-- start Raw data --

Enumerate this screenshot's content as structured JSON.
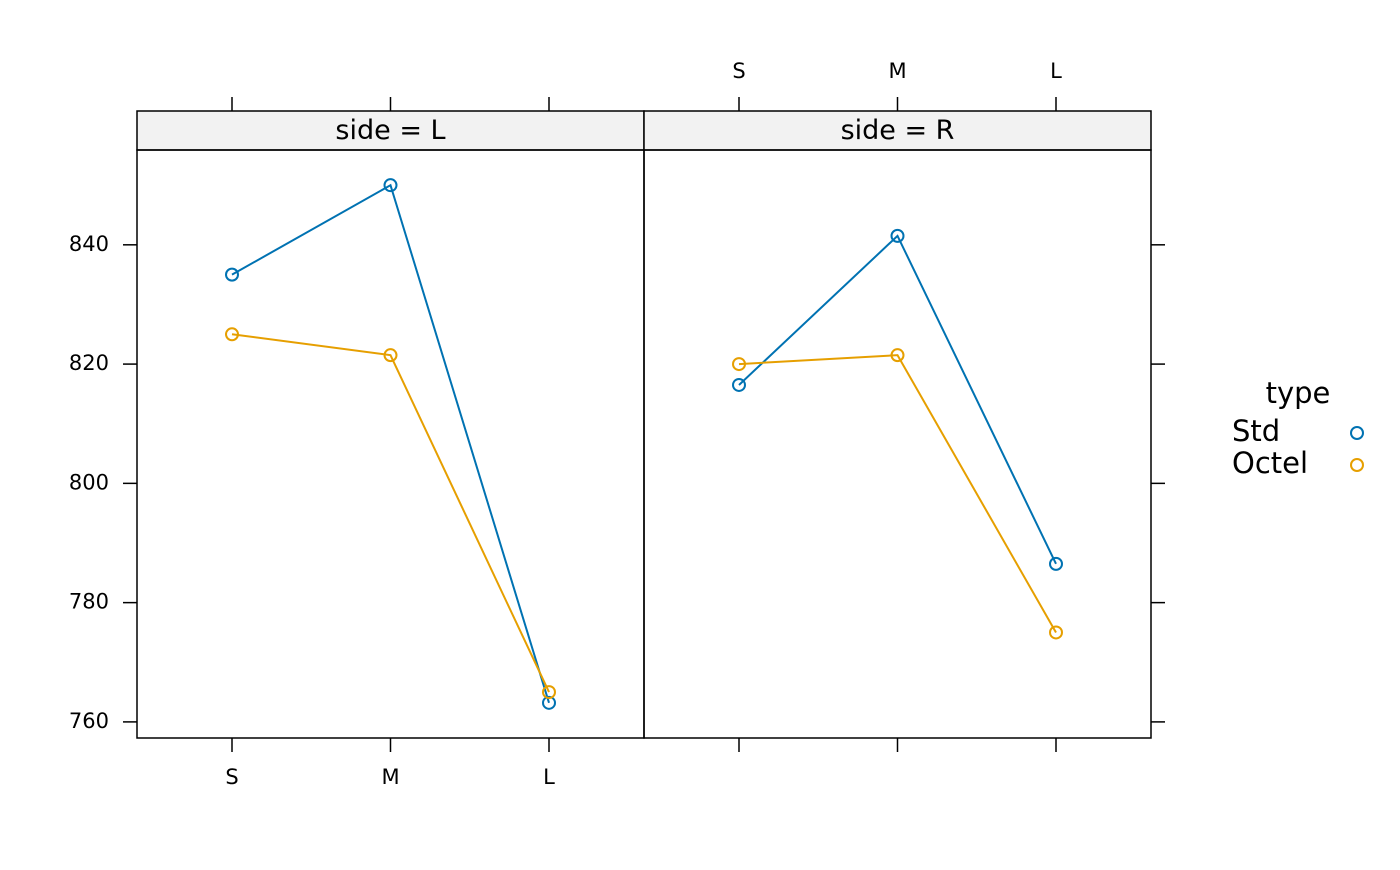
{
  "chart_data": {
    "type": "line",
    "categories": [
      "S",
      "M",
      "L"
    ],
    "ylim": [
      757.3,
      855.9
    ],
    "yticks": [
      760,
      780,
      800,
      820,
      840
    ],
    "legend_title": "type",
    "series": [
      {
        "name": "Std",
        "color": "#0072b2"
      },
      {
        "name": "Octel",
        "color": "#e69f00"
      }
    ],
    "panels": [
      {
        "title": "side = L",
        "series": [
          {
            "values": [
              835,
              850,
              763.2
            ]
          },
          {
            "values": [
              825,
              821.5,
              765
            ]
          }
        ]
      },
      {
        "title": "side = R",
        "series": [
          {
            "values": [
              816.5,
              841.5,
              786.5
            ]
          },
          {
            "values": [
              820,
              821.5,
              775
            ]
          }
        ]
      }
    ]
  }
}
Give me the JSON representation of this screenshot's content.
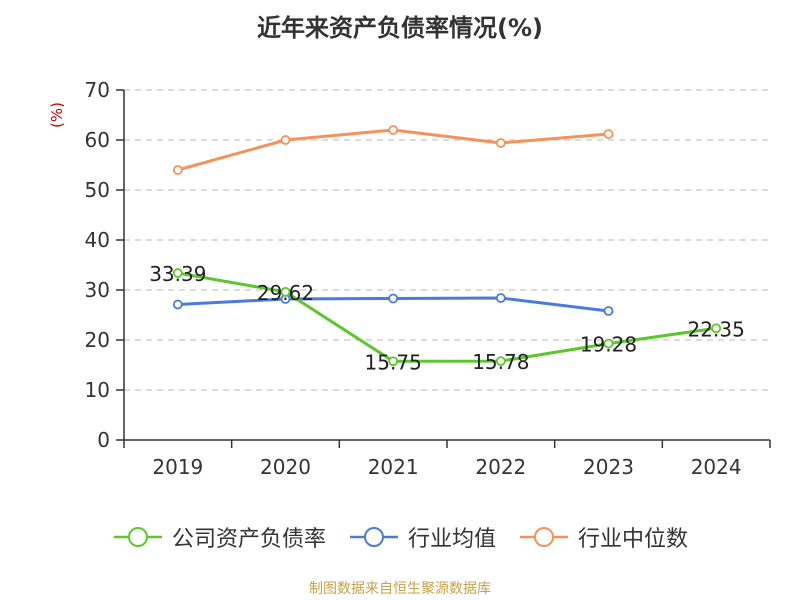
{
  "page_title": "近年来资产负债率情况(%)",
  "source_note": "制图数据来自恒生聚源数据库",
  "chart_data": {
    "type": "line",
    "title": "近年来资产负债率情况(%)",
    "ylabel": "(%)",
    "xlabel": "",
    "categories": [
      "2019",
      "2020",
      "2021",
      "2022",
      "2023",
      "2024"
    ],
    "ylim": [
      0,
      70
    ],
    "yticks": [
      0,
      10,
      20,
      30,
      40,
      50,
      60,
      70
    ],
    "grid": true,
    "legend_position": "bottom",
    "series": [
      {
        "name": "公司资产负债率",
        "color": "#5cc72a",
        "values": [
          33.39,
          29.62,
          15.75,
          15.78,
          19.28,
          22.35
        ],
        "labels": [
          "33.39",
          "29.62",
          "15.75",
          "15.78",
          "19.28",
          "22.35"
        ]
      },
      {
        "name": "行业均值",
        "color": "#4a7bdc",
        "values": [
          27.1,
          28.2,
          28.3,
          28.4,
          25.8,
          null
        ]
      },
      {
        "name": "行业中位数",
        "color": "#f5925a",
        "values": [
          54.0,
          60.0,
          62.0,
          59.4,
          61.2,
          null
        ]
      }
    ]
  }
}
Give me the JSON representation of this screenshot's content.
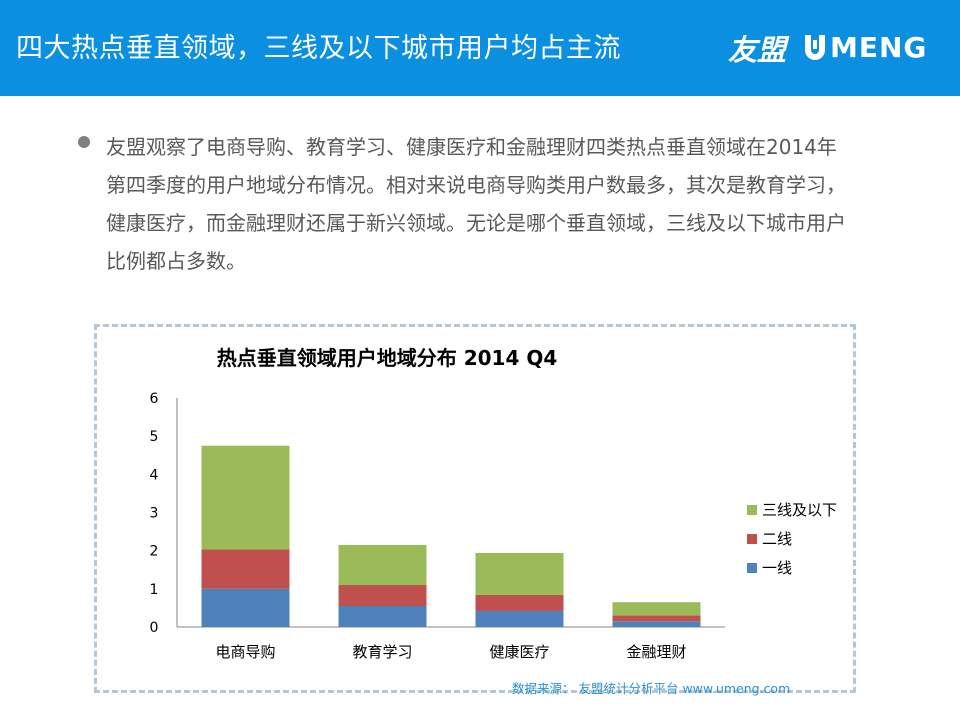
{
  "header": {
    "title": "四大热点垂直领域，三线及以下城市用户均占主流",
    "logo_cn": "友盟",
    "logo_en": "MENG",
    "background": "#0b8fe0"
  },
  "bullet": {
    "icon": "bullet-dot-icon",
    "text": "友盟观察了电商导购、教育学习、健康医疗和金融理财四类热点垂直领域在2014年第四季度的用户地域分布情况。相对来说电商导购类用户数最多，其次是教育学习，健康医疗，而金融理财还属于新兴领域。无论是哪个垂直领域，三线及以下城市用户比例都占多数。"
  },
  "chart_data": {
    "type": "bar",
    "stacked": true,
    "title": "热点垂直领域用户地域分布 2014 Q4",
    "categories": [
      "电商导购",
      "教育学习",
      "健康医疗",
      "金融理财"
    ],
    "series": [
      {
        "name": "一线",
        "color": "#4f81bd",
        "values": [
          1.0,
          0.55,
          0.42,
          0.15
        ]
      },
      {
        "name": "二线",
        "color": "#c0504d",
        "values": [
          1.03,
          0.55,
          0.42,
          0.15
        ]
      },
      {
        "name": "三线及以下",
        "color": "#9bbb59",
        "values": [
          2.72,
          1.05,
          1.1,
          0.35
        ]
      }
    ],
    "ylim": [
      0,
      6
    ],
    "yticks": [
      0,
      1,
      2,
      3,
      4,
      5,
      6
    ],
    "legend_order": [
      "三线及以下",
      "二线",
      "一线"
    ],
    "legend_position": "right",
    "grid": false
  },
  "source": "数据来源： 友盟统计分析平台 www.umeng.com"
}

-- end Raw data --

> Your task
Pick out lines containing the word "color", each one as written.

> Written answer
        "color": "#0072b2"
        "color": "#e69f00"
        "color": "#5cc72a",
        "color": "#4a7bdc",
        "color": "#f5925a",
        "color": "#4f81bd",
        "color": "#c0504d",
        "color": "#9bbb59",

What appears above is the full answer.